→ Provided records
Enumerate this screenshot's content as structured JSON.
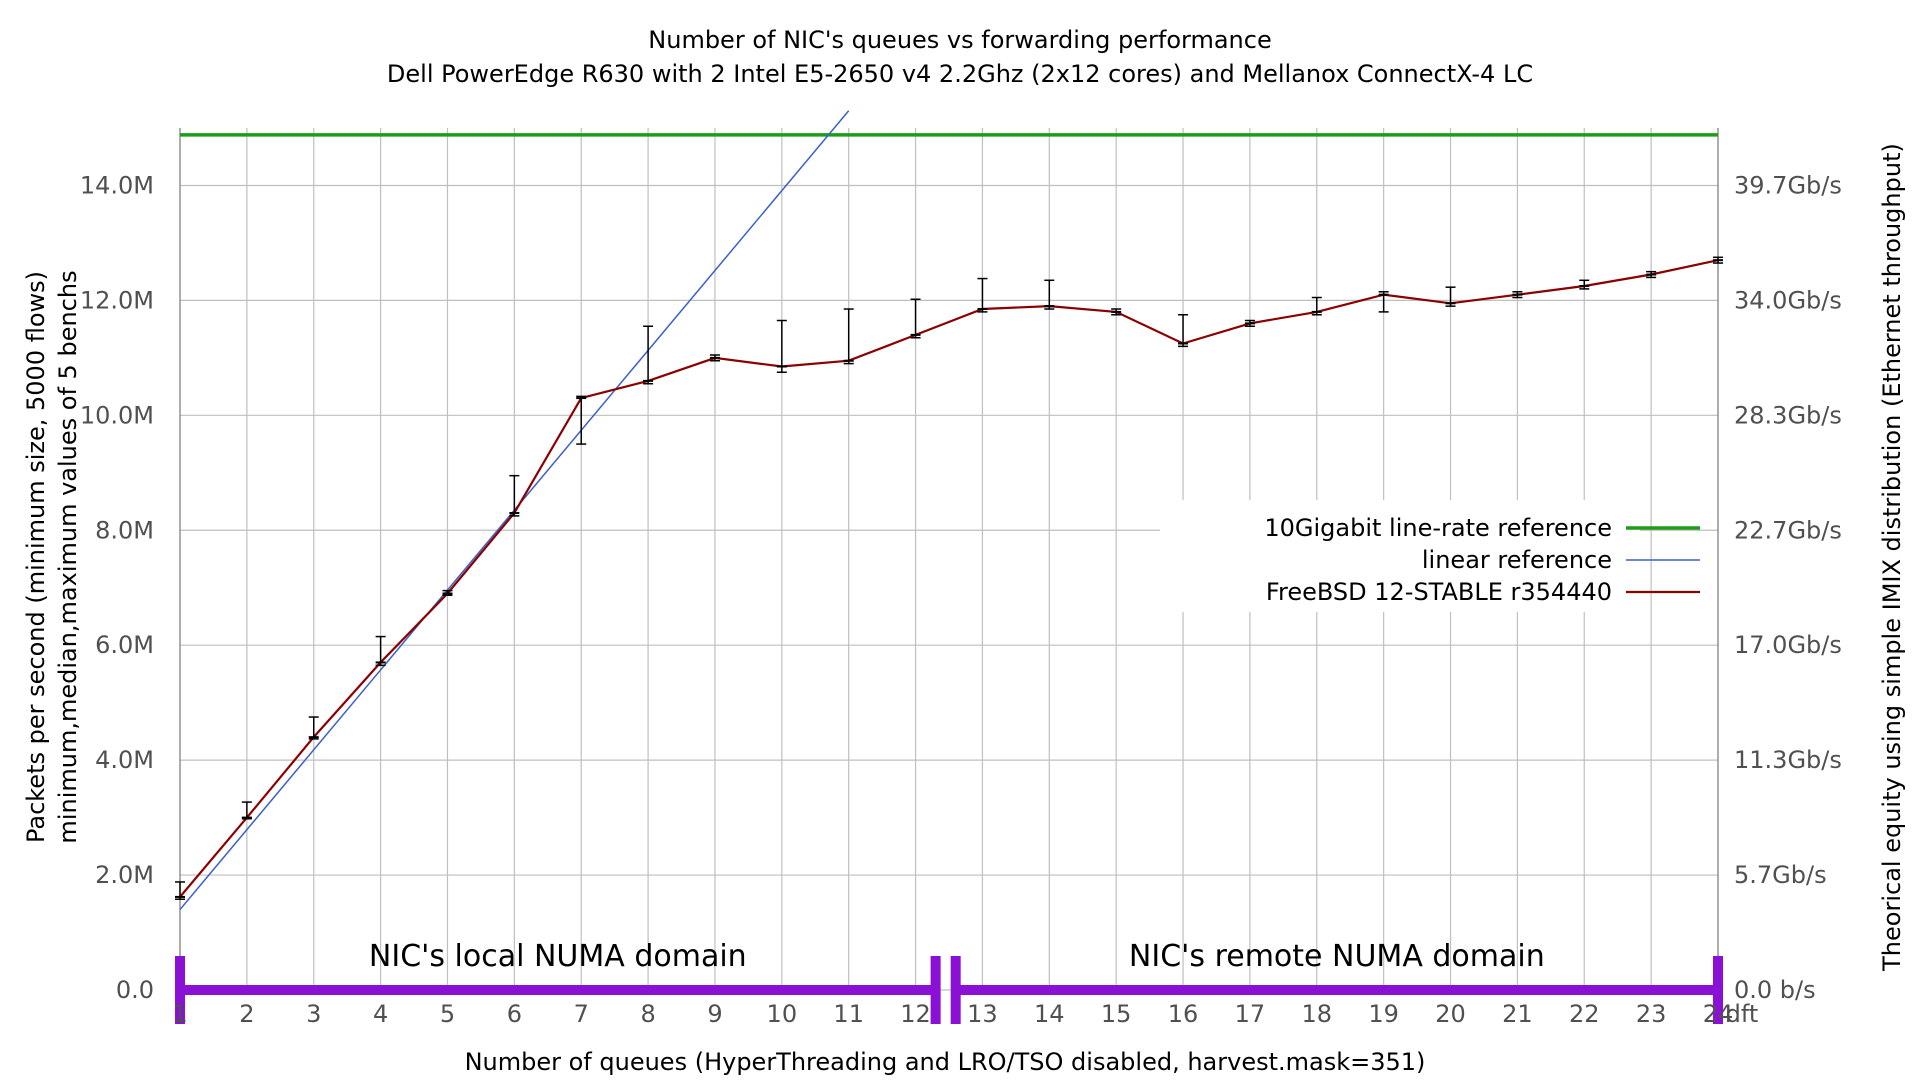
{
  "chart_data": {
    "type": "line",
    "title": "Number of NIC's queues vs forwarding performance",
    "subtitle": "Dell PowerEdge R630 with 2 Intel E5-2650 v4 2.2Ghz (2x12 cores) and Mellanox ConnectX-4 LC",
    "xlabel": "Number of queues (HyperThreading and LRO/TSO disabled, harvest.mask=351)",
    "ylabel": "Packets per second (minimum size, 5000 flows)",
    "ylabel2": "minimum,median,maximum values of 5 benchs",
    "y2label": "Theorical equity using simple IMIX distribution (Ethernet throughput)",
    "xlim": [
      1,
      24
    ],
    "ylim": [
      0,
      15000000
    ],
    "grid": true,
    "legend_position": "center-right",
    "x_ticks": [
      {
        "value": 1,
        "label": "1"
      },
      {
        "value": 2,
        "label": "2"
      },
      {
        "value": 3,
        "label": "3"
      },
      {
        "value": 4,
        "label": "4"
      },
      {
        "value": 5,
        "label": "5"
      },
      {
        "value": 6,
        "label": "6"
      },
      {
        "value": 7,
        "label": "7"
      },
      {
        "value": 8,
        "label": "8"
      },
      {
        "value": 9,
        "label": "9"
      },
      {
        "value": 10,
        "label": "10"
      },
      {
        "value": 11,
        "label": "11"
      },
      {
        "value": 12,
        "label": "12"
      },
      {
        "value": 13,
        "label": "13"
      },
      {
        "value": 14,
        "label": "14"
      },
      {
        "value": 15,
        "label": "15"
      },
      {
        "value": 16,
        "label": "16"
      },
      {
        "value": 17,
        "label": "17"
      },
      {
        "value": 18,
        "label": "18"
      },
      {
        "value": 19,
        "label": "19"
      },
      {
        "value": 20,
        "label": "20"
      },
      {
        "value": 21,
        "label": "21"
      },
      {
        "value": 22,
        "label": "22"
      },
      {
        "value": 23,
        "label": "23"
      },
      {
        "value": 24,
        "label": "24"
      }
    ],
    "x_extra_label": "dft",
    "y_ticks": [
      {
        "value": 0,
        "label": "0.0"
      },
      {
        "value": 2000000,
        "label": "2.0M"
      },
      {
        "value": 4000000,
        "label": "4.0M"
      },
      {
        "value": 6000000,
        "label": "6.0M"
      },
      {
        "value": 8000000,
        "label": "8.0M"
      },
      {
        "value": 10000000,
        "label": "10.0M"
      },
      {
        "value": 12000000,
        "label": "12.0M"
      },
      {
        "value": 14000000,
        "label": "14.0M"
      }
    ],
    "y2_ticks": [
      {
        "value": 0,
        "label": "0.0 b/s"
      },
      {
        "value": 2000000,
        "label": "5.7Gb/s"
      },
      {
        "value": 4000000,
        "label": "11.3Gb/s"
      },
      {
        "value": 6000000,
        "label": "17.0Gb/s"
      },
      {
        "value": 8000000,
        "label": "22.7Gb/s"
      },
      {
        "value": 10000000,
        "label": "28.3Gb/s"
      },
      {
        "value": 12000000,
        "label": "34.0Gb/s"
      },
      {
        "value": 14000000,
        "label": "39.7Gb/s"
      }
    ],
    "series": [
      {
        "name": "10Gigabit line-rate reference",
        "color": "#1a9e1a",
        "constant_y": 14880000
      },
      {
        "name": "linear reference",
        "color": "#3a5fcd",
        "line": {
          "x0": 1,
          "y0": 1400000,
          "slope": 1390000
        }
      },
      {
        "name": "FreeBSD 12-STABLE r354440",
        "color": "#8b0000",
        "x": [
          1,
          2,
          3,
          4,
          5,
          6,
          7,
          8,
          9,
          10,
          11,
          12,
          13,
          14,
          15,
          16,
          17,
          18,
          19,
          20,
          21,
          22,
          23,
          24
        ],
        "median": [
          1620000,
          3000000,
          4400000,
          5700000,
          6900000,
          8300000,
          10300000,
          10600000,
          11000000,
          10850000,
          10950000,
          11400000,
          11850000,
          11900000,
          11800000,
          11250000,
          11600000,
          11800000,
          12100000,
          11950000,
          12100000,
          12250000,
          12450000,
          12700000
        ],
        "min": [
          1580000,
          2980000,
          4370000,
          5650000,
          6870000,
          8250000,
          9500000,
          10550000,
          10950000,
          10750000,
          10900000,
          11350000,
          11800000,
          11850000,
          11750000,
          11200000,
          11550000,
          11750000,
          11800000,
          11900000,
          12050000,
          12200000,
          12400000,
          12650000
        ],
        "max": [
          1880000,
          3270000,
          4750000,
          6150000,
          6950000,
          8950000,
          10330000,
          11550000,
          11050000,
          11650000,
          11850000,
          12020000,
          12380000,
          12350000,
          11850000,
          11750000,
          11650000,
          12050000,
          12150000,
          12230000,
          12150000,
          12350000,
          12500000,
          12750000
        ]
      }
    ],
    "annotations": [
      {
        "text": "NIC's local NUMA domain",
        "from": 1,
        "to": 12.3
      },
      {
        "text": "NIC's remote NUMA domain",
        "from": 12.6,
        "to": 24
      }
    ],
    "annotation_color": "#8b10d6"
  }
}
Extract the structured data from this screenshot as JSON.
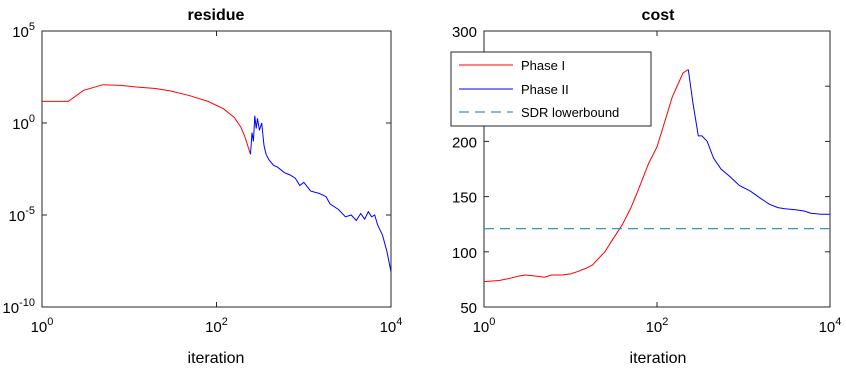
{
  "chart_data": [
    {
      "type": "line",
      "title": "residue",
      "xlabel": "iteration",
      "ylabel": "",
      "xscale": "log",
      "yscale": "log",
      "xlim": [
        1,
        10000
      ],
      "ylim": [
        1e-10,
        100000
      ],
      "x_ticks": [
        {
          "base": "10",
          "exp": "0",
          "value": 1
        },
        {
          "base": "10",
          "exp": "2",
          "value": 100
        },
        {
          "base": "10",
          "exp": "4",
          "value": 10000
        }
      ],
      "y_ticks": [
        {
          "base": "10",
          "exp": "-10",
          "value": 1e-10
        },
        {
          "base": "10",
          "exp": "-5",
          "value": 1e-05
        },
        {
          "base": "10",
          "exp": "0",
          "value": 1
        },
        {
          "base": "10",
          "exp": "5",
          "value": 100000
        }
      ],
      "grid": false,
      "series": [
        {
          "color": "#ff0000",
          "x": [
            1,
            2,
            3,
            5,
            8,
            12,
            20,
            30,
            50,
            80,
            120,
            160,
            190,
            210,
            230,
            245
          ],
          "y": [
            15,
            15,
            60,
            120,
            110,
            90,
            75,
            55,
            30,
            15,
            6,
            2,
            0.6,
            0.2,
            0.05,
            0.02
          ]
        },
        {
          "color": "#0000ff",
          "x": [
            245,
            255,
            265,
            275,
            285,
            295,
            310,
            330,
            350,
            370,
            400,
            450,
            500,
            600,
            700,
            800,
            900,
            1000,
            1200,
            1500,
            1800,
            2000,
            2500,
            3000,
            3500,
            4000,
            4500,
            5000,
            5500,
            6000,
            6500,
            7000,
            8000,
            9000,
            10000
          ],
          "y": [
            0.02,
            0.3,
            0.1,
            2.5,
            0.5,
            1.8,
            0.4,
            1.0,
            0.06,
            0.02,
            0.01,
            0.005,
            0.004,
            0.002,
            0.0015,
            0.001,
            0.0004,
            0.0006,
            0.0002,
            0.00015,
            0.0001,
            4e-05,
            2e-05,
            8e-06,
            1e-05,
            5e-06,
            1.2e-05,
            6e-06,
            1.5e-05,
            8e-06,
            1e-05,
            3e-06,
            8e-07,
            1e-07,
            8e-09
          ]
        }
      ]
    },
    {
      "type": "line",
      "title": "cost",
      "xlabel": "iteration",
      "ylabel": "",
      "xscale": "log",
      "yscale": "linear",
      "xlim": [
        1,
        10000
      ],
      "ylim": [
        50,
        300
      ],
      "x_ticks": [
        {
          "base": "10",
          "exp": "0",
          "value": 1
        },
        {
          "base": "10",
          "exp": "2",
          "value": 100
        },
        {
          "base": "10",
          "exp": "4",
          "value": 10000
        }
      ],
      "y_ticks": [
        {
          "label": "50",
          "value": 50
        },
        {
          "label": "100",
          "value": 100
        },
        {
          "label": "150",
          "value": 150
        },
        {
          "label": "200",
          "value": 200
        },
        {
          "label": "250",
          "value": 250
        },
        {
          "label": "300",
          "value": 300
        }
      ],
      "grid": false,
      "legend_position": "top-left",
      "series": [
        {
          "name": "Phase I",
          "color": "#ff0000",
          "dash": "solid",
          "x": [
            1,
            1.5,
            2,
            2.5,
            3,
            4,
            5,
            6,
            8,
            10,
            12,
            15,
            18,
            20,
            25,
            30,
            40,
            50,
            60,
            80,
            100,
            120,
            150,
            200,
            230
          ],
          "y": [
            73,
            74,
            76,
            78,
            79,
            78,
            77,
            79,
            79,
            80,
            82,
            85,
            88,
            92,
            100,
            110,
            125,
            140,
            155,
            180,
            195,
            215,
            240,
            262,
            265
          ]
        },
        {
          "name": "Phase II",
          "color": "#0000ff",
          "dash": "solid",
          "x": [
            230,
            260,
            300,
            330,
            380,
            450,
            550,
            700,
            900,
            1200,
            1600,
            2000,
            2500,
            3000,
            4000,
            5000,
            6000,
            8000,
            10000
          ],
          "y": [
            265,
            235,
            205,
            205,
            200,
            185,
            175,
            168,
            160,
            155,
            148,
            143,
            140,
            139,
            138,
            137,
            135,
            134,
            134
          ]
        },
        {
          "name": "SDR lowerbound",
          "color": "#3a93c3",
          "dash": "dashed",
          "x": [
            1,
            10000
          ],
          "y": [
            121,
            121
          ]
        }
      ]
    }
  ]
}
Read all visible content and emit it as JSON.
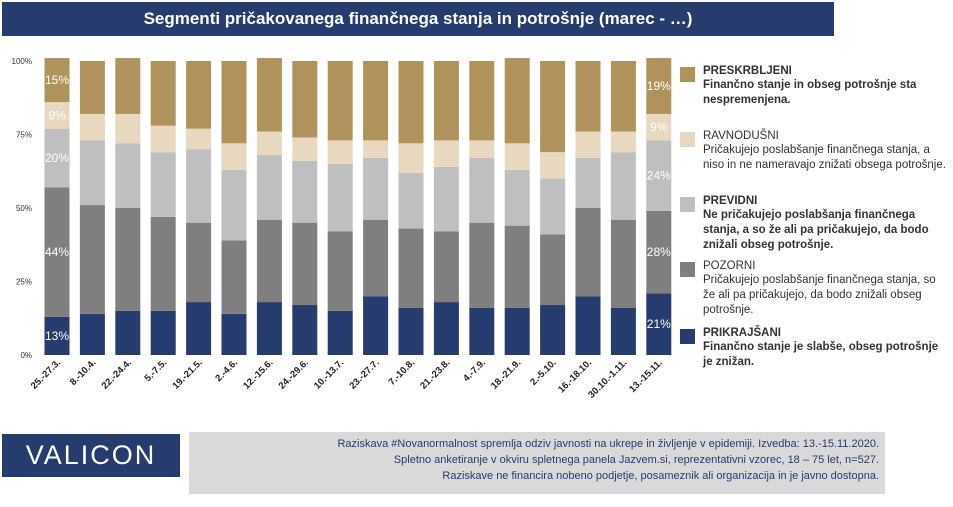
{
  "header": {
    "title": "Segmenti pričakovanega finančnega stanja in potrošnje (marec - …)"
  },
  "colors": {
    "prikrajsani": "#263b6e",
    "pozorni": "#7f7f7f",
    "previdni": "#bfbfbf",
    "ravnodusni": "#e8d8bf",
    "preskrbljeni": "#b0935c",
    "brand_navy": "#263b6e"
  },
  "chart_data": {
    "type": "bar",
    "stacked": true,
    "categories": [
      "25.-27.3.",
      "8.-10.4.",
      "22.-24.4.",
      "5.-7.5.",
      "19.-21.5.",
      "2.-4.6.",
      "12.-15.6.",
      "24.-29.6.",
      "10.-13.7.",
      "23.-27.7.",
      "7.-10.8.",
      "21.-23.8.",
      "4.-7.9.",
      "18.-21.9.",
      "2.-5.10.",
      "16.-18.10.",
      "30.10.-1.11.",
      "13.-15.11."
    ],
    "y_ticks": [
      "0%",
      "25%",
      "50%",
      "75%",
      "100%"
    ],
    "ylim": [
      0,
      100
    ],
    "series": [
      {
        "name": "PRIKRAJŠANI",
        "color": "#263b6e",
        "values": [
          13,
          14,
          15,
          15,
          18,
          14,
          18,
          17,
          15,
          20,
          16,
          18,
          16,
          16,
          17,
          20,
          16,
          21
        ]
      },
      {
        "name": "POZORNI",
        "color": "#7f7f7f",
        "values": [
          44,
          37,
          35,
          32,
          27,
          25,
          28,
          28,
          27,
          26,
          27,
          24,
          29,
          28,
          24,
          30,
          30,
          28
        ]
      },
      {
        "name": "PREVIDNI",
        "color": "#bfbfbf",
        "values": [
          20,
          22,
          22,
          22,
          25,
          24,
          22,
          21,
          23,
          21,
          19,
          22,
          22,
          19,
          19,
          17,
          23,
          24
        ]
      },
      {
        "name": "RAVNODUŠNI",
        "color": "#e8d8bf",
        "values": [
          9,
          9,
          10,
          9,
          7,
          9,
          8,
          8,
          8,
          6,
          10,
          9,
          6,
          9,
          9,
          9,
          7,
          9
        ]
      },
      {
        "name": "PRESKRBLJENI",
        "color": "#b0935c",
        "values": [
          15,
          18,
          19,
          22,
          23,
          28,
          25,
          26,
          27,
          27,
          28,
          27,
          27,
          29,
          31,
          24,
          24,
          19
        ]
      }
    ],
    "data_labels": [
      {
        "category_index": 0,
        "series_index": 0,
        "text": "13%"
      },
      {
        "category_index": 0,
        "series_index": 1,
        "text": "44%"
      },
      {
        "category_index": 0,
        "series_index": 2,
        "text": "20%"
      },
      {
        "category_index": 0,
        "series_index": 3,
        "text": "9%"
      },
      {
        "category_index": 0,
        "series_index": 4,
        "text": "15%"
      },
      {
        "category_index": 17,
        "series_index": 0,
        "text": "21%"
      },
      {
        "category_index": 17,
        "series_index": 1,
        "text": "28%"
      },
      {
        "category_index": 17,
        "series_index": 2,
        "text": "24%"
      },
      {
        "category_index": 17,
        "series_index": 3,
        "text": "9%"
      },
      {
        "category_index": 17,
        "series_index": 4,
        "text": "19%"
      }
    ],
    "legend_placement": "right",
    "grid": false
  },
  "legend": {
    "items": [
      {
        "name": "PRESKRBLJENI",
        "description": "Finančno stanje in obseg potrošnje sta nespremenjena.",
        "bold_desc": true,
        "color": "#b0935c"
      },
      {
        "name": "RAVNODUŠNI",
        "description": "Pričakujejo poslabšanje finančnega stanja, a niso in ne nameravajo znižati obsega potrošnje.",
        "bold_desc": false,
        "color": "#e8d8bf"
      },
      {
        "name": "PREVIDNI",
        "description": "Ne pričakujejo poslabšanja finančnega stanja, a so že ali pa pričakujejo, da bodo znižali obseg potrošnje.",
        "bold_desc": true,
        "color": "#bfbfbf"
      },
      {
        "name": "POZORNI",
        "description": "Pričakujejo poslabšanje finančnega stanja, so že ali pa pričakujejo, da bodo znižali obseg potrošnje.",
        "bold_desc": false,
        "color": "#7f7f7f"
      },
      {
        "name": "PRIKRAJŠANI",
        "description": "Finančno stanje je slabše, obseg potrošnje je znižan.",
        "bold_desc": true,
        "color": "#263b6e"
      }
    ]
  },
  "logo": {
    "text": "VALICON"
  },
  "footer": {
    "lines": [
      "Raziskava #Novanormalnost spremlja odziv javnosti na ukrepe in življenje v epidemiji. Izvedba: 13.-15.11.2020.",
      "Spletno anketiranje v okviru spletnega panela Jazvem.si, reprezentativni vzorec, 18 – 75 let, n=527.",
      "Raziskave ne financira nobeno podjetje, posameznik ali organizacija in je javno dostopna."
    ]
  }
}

→ What is needed
Gather each line that holds "screenshot".

→ Result of this exercise
Enumerate this screenshot's content as structured JSON.
Extract the structured data from this screenshot as JSON.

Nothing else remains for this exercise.